(PROVIDED DATA):
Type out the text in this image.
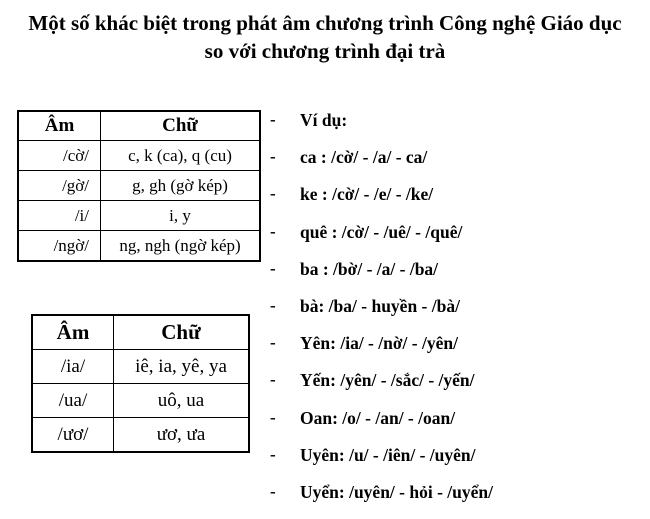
Một số khác biệt trong phát âm chương trình Công nghệ Giáo dục
so với chương trình đại trà
Âm	Chữ
/cờ/	c, k (ca), q (cu)
/gờ/	g, gh (gờ kép)
/i/	i, y
/ngờ/	ng, ngh (ngờ kép)
Âm	Chữ
/ia/	iê, ia, yê, ya
/ua/	uô, ua
/ươ/	ươ, ưa
-	Ví dụ:
-	ca : /cờ/ - /a/ - ca/
-	ke : /cờ/ - /e/ - /ke/
-	quê : /cờ/ - /uê/ - /quê/
-	ba : /bờ/ - /a/ - /ba/
-	bà: /ba/ - huyền - /bà/
-	Yên: /ia/ - /nờ/ - /yên/
-	Yến: /yên/ - /sắc/ - /yến/
-	Oan: /o/ - /an/ - /oan/
-	Uyên: /u/ - /iên/ - /uyên/
-	Uyển: /uyên/ - hỏi - /uyển/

(WHAT IS ASKED): Write the listing out a second time exactly, dropping all images.

(WRITTEN REPLY):
Type out the text in this image.
Một số khác biệt trong phát âm chương trình Công nghệ Giáo dục
so với chương trình đại trà
Âm	Chữ
/cờ/	c, k (ca), q (cu)
/gờ/	g, gh (gờ kép)
/i/	i, y
/ngờ/	ng, ngh (ngờ kép)
Âm	Chữ
/ia/	iê, ia, yê, ya
/ua/	uô, ua
/ươ/	ươ, ưa
-	Ví dụ:
-	ca : /cờ/ - /a/ - ca/
-	ke : /cờ/ - /e/ - /ke/
-	quê : /cờ/ - /uê/ - /quê/
-	ba : /bờ/ - /a/ - /ba/
-	bà: /ba/ - huyền - /bà/
-	Yên: /ia/ - /nờ/ - /yên/
-	Yến: /yên/ - /sắc/ - /yến/
-	Oan: /o/ - /an/ - /oan/
-	Uyên: /u/ - /iên/ - /uyên/
-	Uyển: /uyên/ - hỏi - /uyển/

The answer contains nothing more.